**STATED EXERCISE:** In the data below, find each line containing the string "slave" and return it.
────────────────────
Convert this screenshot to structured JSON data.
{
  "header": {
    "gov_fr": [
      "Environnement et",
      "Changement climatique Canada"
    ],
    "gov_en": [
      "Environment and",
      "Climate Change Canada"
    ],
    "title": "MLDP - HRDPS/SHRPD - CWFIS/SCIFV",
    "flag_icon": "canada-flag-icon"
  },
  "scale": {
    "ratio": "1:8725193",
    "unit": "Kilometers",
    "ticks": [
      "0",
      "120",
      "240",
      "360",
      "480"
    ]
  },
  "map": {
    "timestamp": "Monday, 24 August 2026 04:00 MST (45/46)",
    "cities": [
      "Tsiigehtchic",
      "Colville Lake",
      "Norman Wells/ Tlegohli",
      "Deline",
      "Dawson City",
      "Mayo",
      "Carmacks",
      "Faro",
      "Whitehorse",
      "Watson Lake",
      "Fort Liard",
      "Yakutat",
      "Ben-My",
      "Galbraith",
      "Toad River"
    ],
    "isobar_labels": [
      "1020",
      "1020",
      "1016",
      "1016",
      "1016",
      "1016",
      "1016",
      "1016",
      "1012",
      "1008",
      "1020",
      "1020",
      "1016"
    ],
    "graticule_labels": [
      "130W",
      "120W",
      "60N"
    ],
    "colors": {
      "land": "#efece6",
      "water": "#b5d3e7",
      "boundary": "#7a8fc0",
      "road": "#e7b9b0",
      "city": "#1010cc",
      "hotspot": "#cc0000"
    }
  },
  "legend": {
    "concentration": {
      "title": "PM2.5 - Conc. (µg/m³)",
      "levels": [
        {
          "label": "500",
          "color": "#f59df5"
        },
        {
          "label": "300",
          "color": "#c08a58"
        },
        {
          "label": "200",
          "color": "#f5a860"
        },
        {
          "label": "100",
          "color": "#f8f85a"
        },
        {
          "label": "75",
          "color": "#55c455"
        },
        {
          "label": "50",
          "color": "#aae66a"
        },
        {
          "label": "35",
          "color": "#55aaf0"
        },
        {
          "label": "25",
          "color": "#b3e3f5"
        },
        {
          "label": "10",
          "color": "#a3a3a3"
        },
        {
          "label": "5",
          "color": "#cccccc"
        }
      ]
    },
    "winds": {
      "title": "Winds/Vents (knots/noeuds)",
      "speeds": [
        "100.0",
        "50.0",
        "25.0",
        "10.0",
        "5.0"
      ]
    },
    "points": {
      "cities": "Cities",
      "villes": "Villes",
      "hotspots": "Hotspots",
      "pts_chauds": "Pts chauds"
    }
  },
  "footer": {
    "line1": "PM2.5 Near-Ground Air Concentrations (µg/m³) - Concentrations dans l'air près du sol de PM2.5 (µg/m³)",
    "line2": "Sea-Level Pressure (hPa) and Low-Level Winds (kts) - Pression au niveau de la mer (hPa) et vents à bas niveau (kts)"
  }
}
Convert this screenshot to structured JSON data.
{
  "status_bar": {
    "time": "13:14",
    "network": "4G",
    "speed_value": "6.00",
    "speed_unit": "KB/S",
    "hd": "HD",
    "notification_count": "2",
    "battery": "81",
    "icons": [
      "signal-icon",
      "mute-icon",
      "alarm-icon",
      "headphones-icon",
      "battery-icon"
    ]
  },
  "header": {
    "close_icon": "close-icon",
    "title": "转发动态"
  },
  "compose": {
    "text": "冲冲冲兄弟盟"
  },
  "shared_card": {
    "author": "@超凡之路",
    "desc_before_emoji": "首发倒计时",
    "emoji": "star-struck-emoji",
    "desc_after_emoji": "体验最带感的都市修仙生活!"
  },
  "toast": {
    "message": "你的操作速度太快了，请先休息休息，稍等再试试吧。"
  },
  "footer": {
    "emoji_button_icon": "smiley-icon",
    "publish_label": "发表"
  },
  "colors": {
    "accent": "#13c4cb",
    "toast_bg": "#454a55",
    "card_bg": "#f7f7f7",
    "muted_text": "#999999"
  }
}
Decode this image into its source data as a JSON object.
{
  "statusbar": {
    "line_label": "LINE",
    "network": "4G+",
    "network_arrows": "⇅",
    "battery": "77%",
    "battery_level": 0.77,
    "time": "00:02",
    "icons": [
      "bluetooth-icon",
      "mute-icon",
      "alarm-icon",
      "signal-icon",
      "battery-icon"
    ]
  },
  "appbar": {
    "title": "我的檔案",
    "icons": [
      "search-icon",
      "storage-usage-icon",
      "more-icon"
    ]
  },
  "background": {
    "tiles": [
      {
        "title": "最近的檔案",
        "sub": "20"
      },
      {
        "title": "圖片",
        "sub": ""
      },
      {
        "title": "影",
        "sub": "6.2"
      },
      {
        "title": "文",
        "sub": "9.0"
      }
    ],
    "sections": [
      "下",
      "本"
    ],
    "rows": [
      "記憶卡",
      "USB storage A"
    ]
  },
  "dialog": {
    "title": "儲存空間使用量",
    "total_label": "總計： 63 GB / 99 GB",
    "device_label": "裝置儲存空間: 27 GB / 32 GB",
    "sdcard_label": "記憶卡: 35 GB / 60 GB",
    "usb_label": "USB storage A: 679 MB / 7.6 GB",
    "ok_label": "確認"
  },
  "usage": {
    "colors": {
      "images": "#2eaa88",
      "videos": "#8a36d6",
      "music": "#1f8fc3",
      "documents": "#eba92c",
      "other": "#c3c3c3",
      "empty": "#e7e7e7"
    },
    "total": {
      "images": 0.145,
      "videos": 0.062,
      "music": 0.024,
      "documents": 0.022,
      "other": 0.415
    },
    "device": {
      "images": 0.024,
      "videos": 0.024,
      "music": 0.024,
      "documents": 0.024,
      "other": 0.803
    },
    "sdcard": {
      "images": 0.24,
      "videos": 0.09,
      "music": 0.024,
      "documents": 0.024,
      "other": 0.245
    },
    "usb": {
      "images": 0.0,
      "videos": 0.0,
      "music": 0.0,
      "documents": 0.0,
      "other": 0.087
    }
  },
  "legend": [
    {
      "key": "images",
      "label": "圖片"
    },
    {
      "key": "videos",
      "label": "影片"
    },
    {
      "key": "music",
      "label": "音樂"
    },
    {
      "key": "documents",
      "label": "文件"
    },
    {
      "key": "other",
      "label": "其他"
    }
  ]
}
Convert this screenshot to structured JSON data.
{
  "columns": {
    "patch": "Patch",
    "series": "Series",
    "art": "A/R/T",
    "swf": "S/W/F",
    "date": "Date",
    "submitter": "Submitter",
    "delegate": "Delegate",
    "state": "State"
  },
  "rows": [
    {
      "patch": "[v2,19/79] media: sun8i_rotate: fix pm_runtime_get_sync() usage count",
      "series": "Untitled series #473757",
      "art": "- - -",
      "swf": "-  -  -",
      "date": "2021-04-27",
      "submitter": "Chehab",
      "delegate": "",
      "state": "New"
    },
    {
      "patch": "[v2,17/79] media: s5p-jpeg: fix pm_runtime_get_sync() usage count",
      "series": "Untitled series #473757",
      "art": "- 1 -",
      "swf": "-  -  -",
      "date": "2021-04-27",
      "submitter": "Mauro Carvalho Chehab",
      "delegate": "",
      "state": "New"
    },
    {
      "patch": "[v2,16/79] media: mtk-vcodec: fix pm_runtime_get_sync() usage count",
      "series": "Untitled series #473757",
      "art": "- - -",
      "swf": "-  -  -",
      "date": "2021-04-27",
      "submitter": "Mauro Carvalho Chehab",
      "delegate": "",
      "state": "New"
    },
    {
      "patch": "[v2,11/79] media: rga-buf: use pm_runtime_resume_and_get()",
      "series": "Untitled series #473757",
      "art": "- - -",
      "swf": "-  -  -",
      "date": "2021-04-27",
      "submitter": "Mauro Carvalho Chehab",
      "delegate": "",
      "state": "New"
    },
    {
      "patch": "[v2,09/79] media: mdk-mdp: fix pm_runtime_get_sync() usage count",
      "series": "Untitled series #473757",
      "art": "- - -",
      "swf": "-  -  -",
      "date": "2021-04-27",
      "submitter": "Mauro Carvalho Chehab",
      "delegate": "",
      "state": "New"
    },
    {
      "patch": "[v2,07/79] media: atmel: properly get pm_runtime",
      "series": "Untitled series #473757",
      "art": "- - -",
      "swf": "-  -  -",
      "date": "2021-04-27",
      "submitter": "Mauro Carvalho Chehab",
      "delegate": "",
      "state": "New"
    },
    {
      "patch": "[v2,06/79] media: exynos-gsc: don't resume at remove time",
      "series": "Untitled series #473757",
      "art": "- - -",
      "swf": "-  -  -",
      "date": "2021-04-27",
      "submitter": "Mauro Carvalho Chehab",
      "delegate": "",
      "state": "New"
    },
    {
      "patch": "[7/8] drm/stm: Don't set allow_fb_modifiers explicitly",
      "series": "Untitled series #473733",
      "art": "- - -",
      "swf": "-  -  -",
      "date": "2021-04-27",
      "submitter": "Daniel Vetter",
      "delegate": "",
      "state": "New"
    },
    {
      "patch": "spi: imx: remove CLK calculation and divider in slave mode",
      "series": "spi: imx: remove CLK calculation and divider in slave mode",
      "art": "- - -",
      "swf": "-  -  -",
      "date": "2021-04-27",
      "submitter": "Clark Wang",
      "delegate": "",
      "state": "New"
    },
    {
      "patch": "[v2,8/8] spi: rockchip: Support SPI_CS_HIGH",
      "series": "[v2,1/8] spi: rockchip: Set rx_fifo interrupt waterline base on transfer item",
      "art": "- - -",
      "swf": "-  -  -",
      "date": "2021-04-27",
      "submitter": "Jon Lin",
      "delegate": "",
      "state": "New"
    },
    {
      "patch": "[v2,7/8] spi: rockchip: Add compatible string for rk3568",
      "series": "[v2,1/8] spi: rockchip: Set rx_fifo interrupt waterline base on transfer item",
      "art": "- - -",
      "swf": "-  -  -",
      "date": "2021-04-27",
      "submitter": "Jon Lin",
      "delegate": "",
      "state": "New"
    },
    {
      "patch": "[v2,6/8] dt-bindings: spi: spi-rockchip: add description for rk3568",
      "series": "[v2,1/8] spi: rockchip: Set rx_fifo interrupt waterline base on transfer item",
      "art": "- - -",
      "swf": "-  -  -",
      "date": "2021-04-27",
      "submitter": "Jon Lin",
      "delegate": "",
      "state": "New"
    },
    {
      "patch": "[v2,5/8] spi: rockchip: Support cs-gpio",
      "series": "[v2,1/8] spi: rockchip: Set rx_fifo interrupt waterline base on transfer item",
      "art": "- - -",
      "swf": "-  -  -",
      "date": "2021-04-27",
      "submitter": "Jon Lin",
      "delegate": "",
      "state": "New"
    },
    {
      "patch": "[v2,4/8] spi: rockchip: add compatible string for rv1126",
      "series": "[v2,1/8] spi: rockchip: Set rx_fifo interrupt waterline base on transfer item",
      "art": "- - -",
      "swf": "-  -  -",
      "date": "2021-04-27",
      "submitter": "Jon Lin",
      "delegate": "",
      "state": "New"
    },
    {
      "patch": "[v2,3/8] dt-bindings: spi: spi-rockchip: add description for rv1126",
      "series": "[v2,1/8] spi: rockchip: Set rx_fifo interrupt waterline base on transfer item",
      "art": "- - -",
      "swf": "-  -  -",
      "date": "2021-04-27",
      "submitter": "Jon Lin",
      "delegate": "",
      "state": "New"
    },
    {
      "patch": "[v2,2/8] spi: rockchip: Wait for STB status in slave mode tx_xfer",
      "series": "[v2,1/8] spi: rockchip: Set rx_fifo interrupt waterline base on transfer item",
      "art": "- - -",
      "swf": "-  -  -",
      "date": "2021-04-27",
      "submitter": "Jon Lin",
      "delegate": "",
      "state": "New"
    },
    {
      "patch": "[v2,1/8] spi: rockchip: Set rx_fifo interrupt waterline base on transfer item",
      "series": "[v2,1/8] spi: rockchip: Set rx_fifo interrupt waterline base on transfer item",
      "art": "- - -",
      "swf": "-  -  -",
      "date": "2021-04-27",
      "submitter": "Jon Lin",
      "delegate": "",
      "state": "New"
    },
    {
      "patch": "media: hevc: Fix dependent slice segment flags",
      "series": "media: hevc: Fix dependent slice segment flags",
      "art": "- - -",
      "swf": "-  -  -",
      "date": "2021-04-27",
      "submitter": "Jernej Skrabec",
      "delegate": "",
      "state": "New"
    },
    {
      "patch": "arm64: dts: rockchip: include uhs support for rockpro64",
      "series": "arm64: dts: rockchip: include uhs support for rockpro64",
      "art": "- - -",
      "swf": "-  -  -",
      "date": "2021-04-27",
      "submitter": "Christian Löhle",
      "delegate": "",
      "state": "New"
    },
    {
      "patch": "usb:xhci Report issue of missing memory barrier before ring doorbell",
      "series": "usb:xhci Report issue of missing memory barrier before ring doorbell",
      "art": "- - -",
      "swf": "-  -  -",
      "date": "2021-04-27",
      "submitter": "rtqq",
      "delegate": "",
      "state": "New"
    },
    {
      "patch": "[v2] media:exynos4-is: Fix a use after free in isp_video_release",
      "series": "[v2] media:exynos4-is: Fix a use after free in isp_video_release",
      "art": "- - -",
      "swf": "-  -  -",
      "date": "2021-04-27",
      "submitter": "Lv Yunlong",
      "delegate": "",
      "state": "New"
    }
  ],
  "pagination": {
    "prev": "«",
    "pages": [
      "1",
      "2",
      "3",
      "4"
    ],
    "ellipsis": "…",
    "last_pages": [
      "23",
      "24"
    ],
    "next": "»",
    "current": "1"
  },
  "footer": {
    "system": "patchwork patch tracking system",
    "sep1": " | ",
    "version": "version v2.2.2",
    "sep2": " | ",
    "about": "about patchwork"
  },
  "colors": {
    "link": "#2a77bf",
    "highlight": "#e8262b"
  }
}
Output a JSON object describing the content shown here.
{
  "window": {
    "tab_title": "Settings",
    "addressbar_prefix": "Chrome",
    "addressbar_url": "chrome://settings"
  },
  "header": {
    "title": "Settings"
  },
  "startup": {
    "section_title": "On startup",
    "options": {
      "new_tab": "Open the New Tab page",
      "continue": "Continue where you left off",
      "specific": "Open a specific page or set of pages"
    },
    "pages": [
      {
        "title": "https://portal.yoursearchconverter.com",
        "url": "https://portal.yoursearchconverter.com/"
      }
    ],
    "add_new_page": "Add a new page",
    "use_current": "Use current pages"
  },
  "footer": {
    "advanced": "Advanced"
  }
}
────────────────────
**PROBLEM SOLUTION:**
      "patch": "spi: imx: remove CLK calculation and divider in slave mode",
      "series": "spi: imx: remove CLK calculation and divider in slave mode",
      "patch": "[v2,2/8] spi: rockchip: Wait for STB status in slave mode tx_xfer",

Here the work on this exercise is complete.